§ Instructions to follow
Track down every line below that holds "Contacto" and copy it.
[START OF Exercise materials]
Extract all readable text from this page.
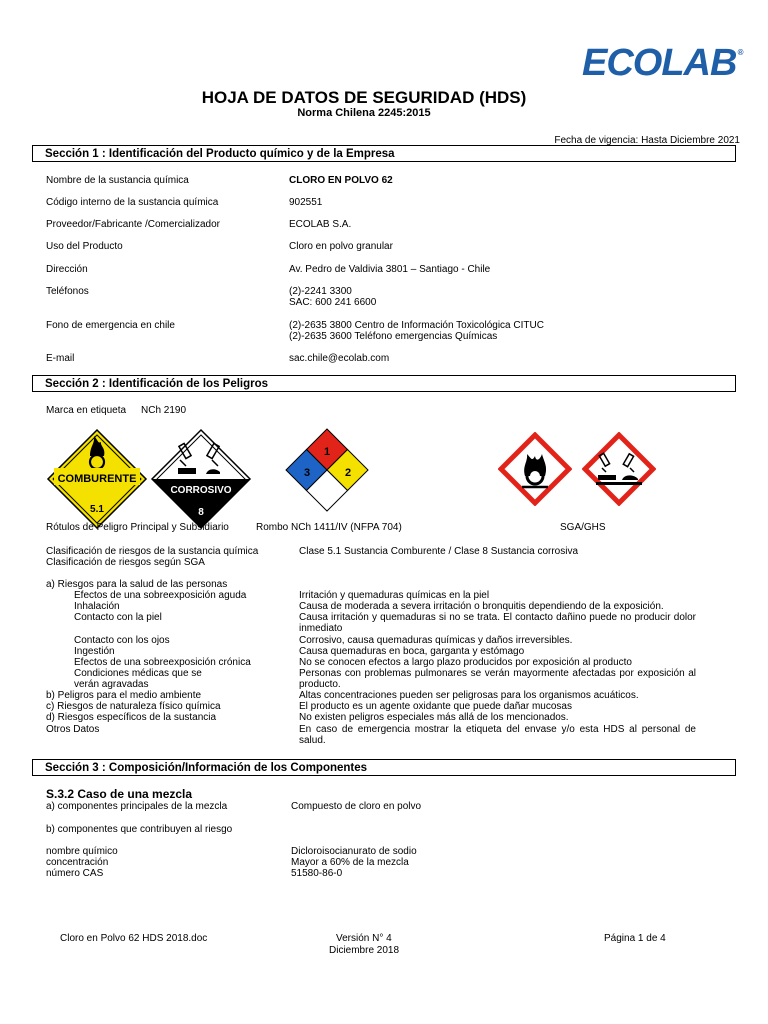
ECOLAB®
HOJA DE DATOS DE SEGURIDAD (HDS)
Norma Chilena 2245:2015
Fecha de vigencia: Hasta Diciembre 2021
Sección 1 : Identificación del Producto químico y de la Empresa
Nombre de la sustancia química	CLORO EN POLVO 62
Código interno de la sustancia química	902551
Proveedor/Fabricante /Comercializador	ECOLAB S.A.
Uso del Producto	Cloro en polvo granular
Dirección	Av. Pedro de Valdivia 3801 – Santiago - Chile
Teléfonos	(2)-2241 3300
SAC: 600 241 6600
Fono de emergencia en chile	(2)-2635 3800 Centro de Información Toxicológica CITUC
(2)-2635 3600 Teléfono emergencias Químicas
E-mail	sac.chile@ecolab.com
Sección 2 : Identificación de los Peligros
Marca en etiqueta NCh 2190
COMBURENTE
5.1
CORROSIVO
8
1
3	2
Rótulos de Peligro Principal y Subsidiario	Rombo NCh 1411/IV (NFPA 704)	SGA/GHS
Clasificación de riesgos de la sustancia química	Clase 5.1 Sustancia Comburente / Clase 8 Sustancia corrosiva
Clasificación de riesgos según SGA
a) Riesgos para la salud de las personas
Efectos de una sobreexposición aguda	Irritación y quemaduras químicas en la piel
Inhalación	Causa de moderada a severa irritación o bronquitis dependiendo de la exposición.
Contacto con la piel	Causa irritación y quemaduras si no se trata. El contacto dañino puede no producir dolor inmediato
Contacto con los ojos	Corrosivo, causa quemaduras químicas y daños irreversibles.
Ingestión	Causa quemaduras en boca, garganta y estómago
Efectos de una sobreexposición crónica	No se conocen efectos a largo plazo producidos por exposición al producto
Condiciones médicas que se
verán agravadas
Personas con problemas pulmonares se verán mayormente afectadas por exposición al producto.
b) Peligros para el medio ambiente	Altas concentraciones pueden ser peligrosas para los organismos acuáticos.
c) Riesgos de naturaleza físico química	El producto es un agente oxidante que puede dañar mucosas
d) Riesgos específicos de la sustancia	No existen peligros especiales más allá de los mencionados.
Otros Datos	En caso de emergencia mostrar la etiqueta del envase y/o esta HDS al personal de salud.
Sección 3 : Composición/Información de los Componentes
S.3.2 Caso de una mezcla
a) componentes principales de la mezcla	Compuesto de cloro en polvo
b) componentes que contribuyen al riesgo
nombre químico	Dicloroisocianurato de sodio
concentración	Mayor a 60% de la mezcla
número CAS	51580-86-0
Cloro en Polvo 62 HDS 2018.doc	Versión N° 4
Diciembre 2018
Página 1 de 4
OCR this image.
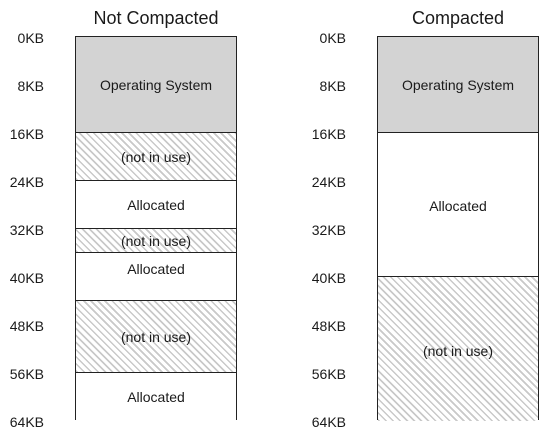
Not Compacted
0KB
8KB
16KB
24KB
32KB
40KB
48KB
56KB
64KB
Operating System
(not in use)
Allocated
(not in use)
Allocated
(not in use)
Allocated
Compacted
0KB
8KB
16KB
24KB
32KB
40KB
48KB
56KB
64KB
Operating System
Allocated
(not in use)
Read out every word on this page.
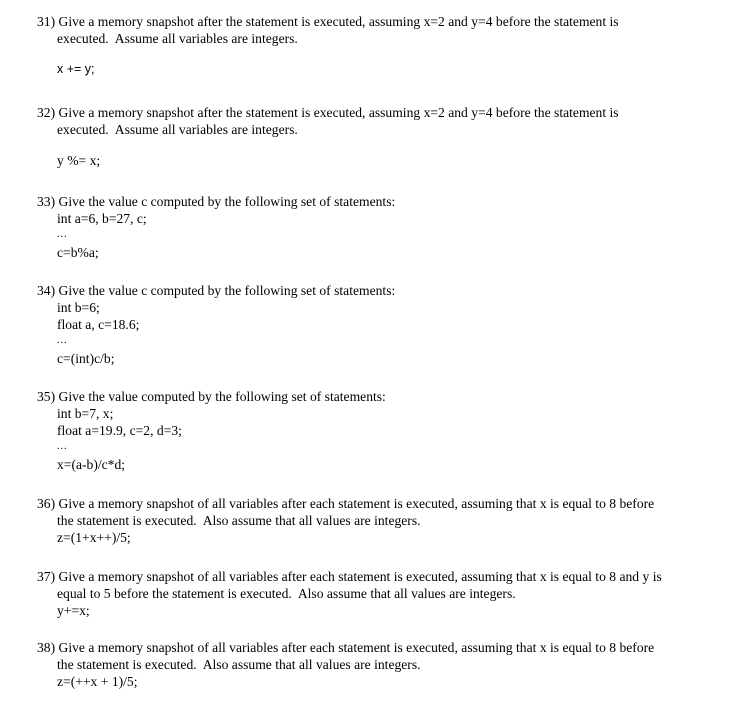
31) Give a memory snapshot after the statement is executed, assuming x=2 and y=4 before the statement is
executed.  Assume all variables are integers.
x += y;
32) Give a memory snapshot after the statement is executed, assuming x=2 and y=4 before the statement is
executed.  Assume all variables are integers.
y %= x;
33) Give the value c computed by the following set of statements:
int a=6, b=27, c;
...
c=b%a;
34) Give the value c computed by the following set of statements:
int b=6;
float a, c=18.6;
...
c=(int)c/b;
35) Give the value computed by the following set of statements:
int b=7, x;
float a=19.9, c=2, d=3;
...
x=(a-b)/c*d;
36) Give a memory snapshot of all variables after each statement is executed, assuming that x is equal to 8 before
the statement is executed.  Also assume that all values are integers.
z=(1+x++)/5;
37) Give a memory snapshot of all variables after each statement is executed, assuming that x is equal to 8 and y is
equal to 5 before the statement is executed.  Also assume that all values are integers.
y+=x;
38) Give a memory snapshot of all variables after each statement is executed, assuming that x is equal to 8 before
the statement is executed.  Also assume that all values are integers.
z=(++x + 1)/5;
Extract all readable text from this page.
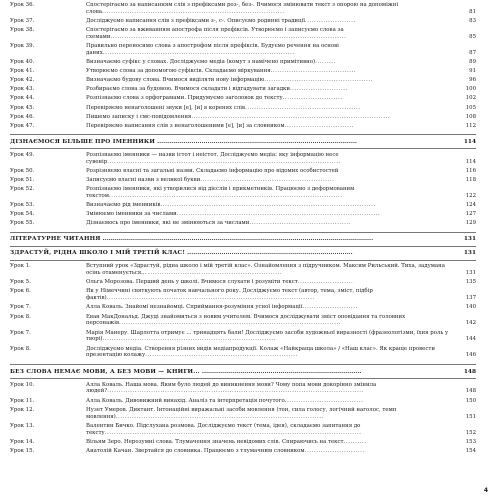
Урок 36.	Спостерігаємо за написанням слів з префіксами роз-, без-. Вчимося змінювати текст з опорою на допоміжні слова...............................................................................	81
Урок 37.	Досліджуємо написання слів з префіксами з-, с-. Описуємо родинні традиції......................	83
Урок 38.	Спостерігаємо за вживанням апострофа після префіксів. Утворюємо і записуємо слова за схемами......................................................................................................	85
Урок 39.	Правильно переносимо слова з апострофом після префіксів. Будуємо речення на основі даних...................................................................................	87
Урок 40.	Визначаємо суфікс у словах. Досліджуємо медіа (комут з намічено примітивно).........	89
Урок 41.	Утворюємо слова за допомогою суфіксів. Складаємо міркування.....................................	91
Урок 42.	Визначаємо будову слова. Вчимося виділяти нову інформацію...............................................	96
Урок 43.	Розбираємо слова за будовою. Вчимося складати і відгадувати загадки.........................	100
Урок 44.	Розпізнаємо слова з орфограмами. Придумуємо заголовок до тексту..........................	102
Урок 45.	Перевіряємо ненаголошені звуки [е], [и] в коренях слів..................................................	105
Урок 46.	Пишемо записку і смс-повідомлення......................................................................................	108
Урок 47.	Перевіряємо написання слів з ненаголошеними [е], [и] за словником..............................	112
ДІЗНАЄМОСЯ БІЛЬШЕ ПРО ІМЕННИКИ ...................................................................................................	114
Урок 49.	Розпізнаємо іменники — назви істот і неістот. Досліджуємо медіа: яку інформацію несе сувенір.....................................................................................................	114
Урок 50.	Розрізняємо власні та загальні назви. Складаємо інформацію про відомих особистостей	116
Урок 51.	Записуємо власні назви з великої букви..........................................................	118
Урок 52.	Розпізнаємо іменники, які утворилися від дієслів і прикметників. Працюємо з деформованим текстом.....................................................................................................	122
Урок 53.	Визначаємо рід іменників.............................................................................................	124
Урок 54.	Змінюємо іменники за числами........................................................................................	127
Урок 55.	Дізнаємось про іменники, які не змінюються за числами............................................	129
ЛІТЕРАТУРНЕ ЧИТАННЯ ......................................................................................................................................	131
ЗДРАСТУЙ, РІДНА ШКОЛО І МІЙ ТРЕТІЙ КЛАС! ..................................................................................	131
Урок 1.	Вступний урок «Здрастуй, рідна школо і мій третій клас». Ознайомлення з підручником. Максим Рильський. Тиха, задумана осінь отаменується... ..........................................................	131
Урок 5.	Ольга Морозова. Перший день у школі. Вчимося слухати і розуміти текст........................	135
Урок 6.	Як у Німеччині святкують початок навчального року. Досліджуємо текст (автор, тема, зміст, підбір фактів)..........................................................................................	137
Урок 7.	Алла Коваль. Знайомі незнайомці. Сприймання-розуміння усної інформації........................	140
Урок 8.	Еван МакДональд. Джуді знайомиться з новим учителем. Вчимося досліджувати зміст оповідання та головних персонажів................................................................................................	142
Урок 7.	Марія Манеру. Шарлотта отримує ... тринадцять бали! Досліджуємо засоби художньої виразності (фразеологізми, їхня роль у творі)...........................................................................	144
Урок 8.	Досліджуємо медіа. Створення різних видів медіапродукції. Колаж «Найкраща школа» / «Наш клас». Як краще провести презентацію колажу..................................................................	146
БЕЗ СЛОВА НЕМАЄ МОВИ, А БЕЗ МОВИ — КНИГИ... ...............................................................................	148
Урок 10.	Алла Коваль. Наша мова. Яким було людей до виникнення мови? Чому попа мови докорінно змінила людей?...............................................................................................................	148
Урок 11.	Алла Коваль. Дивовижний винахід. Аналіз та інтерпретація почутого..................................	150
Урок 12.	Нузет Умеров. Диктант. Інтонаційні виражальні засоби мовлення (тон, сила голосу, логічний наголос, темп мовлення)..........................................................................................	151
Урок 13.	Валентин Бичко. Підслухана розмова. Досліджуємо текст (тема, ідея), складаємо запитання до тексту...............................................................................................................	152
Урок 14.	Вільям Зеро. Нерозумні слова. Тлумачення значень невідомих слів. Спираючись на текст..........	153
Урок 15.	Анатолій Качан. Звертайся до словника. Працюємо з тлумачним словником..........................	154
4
[END OF Exercise materials]
[START OF Exercise materials]
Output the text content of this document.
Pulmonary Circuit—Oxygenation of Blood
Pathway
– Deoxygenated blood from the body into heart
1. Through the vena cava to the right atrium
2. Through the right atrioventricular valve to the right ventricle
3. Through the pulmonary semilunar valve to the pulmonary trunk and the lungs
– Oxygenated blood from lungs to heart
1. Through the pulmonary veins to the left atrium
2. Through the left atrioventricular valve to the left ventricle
[END OF Exercise materials]
§ Task response
Contacto con la piel	Causa irritación y quemaduras si no se trata. El contacto dañino puede no producir dolor inmediato
Contacto con los ojos	Corrosivo, causa quemaduras químicas y daños irreversibles.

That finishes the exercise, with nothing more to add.